## What is asked
Select every line holding the word "подзадачу" and copy it.

** start of Exercise inputs **

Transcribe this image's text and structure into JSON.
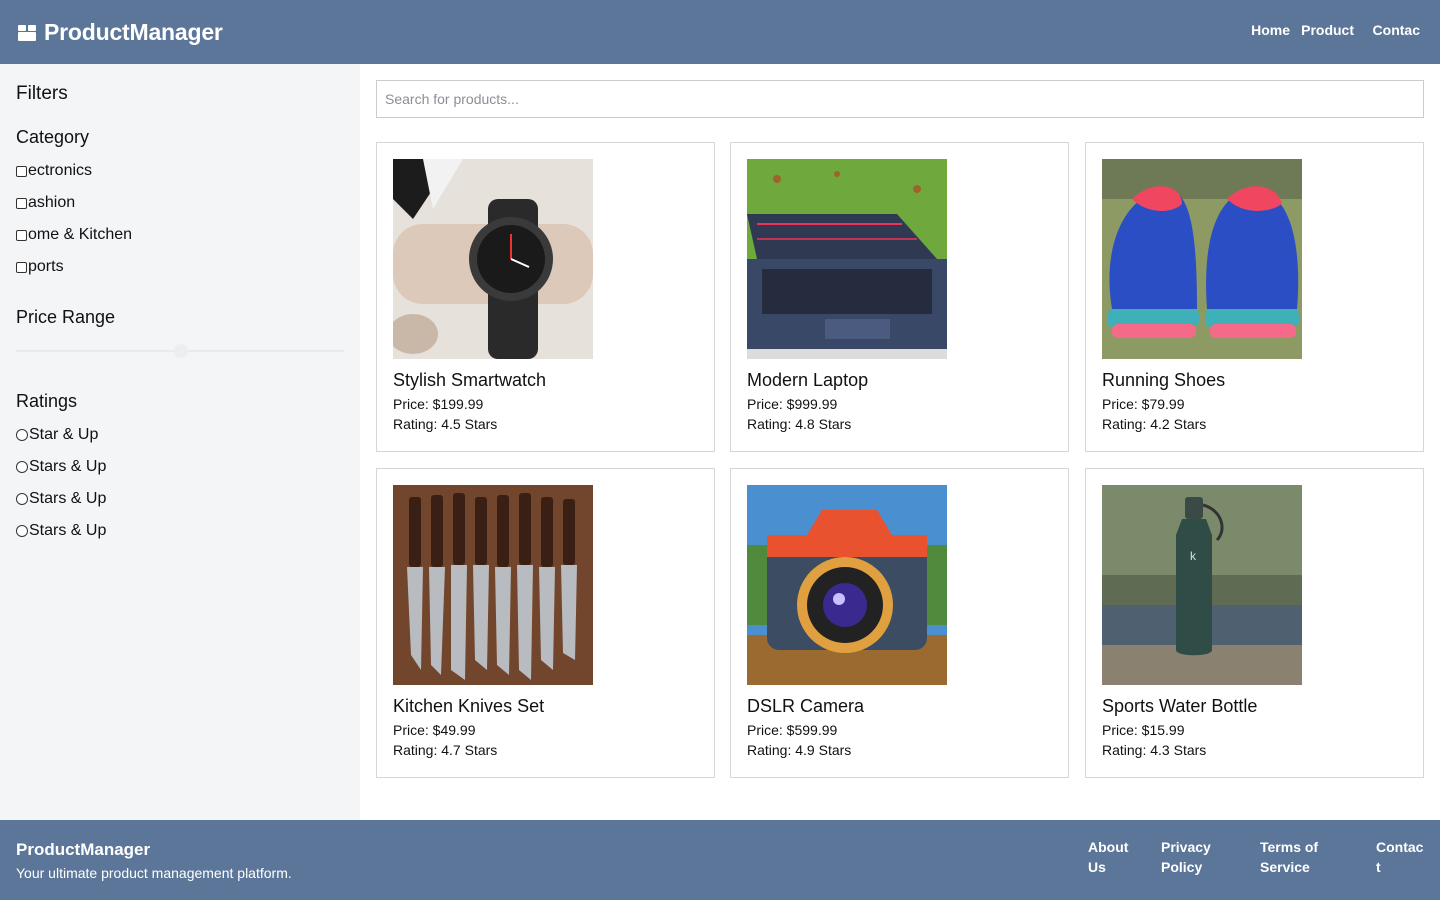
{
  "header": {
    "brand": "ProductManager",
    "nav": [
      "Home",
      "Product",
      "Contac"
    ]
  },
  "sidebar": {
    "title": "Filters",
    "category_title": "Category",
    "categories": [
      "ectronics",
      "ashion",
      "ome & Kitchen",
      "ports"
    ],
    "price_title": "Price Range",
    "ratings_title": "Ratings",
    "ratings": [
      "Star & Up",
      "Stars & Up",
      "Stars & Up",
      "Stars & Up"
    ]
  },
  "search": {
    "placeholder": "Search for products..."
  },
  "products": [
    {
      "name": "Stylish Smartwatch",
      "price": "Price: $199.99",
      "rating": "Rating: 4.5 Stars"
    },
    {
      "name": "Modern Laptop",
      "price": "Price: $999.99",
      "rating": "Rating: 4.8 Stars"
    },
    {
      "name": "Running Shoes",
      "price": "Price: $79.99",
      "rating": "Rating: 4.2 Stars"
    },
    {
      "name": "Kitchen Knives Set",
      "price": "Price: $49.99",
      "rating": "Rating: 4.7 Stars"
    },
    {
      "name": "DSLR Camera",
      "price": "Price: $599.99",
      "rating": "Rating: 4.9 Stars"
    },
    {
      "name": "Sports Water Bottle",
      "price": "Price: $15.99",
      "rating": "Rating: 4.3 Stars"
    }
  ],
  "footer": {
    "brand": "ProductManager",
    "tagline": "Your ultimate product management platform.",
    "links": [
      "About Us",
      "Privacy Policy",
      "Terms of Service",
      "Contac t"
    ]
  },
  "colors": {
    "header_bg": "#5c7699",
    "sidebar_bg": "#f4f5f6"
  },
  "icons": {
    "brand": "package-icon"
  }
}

** end of Exercise inputs **
** start of Exercise inputs **

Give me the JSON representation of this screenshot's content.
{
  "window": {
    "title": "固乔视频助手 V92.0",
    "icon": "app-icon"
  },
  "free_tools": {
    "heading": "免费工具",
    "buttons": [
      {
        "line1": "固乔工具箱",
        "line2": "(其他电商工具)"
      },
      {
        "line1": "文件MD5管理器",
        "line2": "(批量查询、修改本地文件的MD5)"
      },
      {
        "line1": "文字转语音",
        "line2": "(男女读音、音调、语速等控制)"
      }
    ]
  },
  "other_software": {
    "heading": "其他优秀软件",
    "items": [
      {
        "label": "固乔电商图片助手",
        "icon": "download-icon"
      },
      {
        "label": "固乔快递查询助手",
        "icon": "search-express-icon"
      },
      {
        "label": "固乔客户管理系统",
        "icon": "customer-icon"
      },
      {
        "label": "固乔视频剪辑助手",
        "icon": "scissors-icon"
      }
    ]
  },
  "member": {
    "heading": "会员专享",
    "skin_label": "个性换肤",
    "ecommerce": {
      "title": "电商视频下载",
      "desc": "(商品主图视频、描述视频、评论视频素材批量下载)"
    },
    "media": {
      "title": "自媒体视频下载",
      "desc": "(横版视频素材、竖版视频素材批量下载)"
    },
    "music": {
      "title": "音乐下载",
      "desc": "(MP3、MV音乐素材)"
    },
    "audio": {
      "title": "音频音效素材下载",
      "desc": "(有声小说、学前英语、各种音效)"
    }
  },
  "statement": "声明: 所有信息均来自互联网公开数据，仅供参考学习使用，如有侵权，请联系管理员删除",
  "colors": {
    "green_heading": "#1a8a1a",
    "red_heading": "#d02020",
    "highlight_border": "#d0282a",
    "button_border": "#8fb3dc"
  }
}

** end of Exercise inputs **
** start of Exercise inputs **

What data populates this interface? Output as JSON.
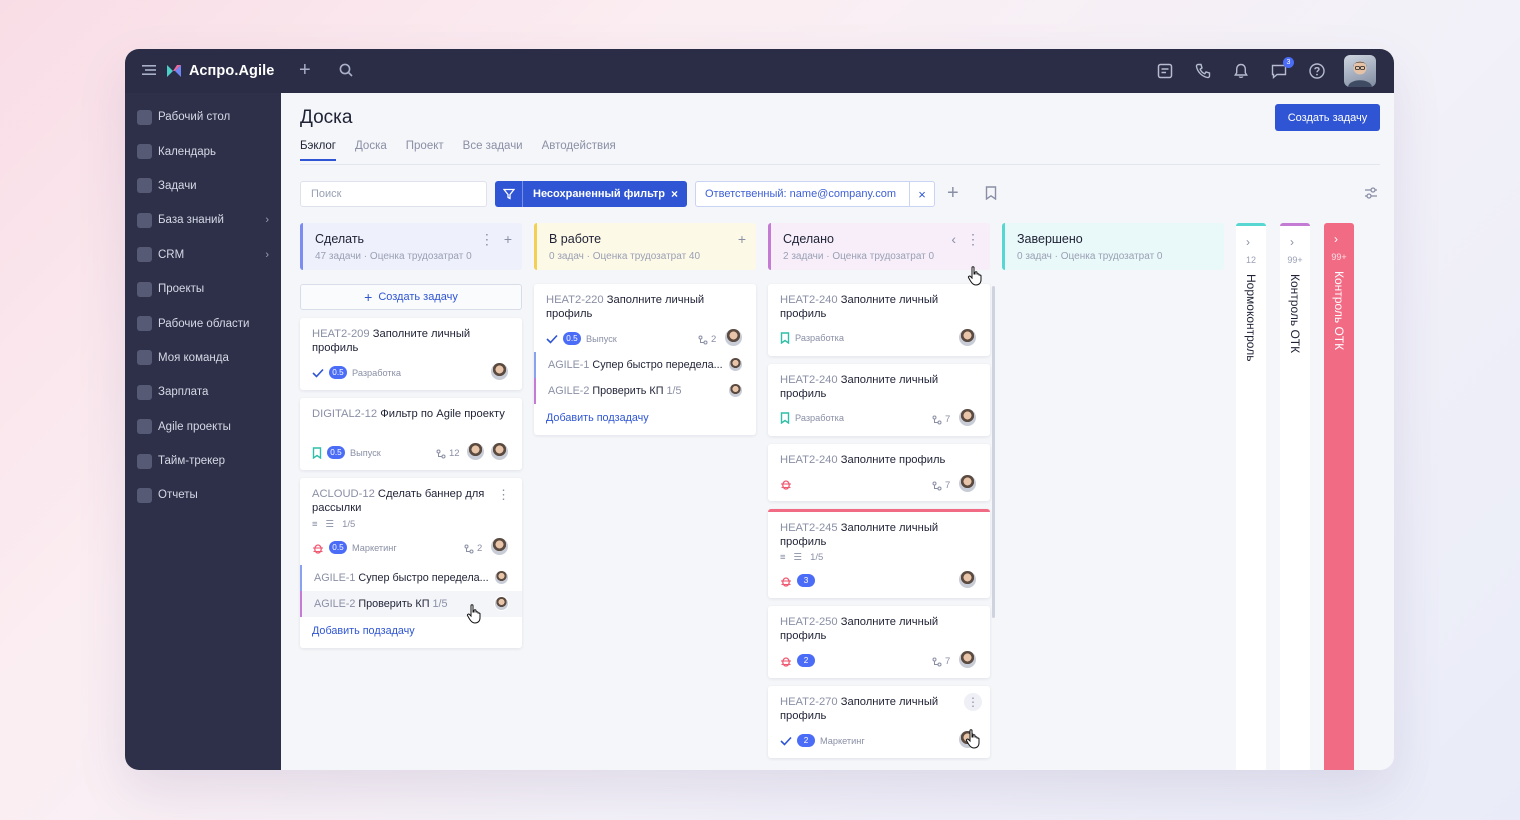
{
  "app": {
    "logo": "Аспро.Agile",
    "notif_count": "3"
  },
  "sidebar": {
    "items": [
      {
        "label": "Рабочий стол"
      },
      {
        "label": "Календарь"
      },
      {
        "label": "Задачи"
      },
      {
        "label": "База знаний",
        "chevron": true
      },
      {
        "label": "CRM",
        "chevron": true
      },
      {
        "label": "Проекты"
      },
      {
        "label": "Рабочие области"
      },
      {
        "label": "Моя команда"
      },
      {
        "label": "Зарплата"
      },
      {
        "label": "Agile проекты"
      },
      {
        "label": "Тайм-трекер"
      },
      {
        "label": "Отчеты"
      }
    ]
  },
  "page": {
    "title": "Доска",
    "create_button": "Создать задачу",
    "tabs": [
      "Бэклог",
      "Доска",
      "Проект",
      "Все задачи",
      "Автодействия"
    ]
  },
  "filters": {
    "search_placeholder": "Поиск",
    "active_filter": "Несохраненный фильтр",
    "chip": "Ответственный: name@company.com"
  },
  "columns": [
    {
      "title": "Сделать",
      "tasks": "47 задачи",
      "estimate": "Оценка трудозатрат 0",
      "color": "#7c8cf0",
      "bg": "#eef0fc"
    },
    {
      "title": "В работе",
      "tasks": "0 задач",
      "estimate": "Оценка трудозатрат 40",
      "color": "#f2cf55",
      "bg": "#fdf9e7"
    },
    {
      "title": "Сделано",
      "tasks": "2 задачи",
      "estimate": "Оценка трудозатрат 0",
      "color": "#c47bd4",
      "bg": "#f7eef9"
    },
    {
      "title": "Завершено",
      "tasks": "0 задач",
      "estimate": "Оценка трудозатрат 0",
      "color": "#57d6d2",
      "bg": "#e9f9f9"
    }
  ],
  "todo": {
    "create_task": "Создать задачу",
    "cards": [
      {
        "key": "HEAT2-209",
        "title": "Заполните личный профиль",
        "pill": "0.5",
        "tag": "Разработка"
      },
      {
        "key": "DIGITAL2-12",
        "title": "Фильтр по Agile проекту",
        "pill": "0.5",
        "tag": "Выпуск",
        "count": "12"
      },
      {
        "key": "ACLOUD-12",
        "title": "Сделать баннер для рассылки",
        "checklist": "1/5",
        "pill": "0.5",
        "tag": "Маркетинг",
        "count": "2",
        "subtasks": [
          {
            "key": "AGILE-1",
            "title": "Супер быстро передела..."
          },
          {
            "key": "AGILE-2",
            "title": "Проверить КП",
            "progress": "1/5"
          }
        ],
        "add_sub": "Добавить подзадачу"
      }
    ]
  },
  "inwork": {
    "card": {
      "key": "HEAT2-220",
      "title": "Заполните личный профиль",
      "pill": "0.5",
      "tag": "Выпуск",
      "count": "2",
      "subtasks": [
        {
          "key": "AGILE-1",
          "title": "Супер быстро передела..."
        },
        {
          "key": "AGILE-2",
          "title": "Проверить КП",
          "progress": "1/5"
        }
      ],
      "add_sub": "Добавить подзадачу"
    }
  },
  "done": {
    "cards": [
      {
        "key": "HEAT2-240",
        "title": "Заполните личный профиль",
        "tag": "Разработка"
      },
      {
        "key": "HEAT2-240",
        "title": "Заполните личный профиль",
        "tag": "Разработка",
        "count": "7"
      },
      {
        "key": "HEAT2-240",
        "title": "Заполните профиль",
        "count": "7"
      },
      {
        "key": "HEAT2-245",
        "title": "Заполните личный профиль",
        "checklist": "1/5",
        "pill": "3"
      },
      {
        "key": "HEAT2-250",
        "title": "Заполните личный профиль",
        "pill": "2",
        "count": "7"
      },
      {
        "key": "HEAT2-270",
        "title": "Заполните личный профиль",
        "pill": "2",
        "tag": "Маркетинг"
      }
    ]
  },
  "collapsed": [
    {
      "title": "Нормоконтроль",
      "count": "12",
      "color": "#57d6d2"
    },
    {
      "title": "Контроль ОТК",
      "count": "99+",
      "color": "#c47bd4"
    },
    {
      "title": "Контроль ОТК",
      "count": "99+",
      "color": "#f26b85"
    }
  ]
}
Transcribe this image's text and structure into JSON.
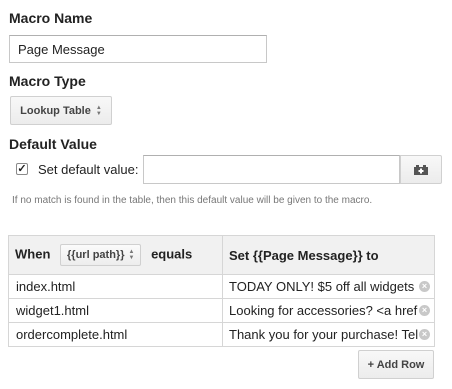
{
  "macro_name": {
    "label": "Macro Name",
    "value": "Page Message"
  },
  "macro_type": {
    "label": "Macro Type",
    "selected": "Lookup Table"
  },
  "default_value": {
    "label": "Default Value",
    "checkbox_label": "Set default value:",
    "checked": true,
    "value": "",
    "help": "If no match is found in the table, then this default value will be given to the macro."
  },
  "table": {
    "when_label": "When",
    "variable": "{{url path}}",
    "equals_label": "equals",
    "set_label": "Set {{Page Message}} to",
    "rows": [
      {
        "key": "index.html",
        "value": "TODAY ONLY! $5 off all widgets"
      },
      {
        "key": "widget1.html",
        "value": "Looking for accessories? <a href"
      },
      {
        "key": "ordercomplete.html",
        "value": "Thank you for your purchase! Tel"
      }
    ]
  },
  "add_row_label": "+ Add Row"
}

** end of Exercise inputs **

## Complete response
        "add_sub": "Добавить подзадачу"
      "add_sub": "Добавить подзадачу"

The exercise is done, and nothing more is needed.